= Problem to work on =
Return the records in full, exactly as given.
--- Start of Entries ---
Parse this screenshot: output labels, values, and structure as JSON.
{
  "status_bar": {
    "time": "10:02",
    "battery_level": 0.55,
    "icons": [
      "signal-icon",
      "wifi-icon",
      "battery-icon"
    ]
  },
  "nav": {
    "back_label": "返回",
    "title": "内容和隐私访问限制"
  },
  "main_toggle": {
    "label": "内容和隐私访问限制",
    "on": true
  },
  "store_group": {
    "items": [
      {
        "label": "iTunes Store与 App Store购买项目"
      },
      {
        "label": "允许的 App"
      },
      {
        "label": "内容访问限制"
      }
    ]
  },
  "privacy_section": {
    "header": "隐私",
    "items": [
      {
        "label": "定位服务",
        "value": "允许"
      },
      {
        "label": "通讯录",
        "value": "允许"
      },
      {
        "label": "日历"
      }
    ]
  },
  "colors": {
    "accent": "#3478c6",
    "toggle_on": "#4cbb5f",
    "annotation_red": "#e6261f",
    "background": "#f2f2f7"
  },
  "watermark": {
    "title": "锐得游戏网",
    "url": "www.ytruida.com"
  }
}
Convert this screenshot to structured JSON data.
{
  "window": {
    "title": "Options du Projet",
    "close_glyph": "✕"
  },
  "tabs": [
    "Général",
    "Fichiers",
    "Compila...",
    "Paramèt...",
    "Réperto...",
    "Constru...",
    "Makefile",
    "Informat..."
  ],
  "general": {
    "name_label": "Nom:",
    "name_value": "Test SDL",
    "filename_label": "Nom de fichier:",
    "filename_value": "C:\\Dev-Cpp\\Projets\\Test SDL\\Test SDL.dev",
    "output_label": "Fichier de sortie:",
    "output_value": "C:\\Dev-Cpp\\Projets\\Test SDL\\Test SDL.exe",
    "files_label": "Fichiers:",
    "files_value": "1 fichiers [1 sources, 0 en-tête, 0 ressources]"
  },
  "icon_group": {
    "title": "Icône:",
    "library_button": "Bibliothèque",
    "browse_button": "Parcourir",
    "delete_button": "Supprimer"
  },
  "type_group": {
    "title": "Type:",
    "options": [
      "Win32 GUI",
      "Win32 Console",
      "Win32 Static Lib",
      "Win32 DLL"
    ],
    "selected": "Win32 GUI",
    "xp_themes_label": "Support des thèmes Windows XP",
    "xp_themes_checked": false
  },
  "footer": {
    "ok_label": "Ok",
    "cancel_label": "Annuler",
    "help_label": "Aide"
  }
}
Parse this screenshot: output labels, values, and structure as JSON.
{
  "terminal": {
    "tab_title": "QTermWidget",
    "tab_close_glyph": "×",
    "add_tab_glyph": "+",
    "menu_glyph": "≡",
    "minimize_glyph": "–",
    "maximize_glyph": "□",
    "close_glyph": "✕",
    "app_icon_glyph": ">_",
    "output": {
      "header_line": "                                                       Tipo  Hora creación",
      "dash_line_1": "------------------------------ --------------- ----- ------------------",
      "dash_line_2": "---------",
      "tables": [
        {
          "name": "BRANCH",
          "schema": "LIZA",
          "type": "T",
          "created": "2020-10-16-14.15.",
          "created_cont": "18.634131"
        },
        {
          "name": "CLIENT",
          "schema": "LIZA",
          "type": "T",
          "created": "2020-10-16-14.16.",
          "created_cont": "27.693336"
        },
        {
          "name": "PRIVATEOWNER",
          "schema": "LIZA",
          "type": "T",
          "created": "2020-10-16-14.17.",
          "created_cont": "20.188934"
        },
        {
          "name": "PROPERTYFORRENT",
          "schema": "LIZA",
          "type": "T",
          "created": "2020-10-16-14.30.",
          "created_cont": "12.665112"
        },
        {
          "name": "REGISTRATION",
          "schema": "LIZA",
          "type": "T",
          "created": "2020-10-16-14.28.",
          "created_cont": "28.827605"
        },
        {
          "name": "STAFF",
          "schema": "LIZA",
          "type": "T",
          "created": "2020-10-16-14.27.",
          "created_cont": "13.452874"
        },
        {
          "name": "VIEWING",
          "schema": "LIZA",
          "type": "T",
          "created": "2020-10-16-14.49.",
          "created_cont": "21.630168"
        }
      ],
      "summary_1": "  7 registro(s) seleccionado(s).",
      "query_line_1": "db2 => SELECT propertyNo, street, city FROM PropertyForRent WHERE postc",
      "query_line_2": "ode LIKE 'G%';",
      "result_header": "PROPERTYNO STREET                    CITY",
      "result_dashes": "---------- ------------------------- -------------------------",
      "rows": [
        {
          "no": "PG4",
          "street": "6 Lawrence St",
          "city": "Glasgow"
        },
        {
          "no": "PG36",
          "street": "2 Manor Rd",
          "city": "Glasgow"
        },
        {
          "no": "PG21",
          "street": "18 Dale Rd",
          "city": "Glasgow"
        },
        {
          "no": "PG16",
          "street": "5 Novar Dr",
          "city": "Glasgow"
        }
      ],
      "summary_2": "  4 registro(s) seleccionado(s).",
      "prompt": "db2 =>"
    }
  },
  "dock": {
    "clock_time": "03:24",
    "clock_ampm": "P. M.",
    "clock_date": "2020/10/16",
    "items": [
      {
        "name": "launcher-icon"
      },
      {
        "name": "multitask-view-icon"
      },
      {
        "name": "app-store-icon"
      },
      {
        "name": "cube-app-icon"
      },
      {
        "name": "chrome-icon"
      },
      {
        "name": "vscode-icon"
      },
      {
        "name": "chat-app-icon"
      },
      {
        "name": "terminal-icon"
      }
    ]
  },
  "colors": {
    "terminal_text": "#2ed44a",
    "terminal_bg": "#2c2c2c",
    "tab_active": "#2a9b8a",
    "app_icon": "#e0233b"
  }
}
--- End of Entries ---
= Answer to the problem =
Parse this screenshot: output labels, values, and structure as JSON.
{
  "status_bar": {
    "time": "10:02",
    "battery_level": 0.55,
    "icons": [
      "signal-icon",
      "wifi-icon",
      "battery-icon"
    ]
  },
  "nav": {
    "back_label": "返回",
    "title": "内容和隐私访问限制"
  },
  "main_toggle": {
    "label": "内容和隐私访问限制",
    "on": true
  },
  "store_group": {
    "items": [
      {
        "label": "iTunes Store与 App Store购买项目"
      },
      {
        "label": "允许的 App"
      },
      {
        "label": "内容访问限制"
      }
    ]
  },
  "privacy_section": {
    "header": "隐私",
    "items": [
      {
        "label": "定位服务",
        "value": "允许"
      },
      {
        "label": "通讯录",
        "value": "允许"
      },
      {
        "label": "日历"
      }
    ]
  },
  "colors": {
    "accent": "#3478c6",
    "toggle_on": "#4cbb5f",
    "annotation_red": "#e6261f",
    "background": "#f2f2f7"
  },
  "watermark": {
    "title": "锐得游戏网",
    "url": "www.ytruida.com"
  }
}
Convert this screenshot to structured JSON data.
{
  "window": {
    "title": "Options du Projet",
    "close_glyph": "✕"
  },
  "tabs": [
    "Général",
    "Fichiers",
    "Compila...",
    "Paramèt...",
    "Réperto...",
    "Constru...",
    "Makefile",
    "Informat..."
  ],
  "general": {
    "name_label": "Nom:",
    "name_value": "Test SDL",
    "filename_label": "Nom de fichier:",
    "filename_value": "C:\\Dev-Cpp\\Projets\\Test SDL\\Test SDL.dev",
    "output_label": "Fichier de sortie:",
    "output_value": "C:\\Dev-Cpp\\Projets\\Test SDL\\Test SDL.exe",
    "files_label": "Fichiers:",
    "files_value": "1 fichiers [1 sources, 0 en-tête, 0 ressources]"
  },
  "icon_group": {
    "title": "Icône:",
    "library_button": "Bibliothèque",
    "browse_button": "Parcourir",
    "delete_button": "Supprimer"
  },
  "type_group": {
    "title": "Type:",
    "options": [
      "Win32 GUI",
      "Win32 Console",
      "Win32 Static Lib",
      "Win32 DLL"
    ],
    "selected": "Win32 GUI",
    "xp_themes_label": "Support des thèmes Windows XP",
    "xp_themes_checked": false
  },
  "footer": {
    "ok_label": "Ok",
    "cancel_label": "Annuler",
    "help_label": "Aide"
  }
}
Parse this screenshot: output labels, values, and structure as JSON.
{
  "terminal": {
    "tab_title": "QTermWidget",
    "tab_close_glyph": "×",
    "add_tab_glyph": "+",
    "menu_glyph": "≡",
    "minimize_glyph": "–",
    "maximize_glyph": "□",
    "close_glyph": "✕",
    "app_icon_glyph": ">_",
    "output": {
      "header_line": "                                                       Tipo  Hora creación",
      "dash_line_1": "------------------------------ --------------- ----- ------------------",
      "dash_line_2": "---------",
      "tables": [
        {
          "name": "BRANCH",
          "schema": "LIZA",
          "type": "T",
          "created": "2020-10-16-14.15.",
          "created_cont": "18.634131"
        },
        {
          "name": "CLIENT",
          "schema": "LIZA",
          "type": "T",
          "created": "2020-10-16-14.16.",
          "created_cont": "27.693336"
        },
        {
          "name": "PRIVATEOWNER",
          "schema": "LIZA",
          "type": "T",
          "created": "2020-10-16-14.17.",
          "created_cont": "20.188934"
        },
        {
          "name": "PROPERTYFORRENT",
          "schema": "LIZA",
          "type": "T",
          "created": "2020-10-16-14.30.",
          "created_cont": "12.665112"
        },
        {
          "name": "REGISTRATION",
          "schema": "LIZA",
          "type": "T",
          "created": "2020-10-16-14.28.",
          "created_cont": "28.827605"
        },
        {
          "name": "STAFF",
          "schema": "LIZA",
          "type": "T",
          "created": "2020-10-16-14.27.",
          "created_cont": "13.452874"
        },
        {
          "name": "VIEWING",
          "schema": "LIZA",
          "type": "T",
          "created": "2020-10-16-14.49.",
          "created_cont": "21.630168"
        }
      ],
      "summary_1": "  7 registro(s) seleccionado(s).",
      "query_line_1": "db2 => SELECT propertyNo, street, city FROM PropertyForRent WHERE postc",
      "query_line_2": "ode LIKE 'G%';",
      "result_header": "PROPERTYNO STREET                    CITY",
      "result_dashes": "---------- ------------------------- -------------------------",
      "rows": [
        {
          "no": "PG4",
          "street": "6 Lawrence St",
          "city": "Glasgow"
        },
        {
          "no": "PG36",
          "street": "2 Manor Rd",
          "city": "Glasgow"
        },
        {
          "no": "PG21",
          "street": "18 Dale Rd",
          "city": "Glasgow"
        },
        {
          "no": "PG16",
          "street": "5 Novar Dr",
          "city": "Glasgow"
        }
      ],
      "summary_2": "  4 registro(s) seleccionado(s).",
      "prompt": "db2 =>"
    }
  },
  "dock": {
    "clock_time": "03:24",
    "clock_ampm": "P. M.",
    "clock_date": "2020/10/16",
    "items": [
      {
        "name": "launcher-icon"
      },
      {
        "name": "multitask-view-icon"
      },
      {
        "name": "app-store-icon"
      },
      {
        "name": "cube-app-icon"
      },
      {
        "name": "chrome-icon"
      },
      {
        "name": "vscode-icon"
      },
      {
        "name": "chat-app-icon"
      },
      {
        "name": "terminal-icon"
      }
    ]
  },
  "colors": {
    "terminal_text": "#2ed44a",
    "terminal_bg": "#2c2c2c",
    "tab_active": "#2a9b8a",
    "app_icon": "#e0233b"
  }
}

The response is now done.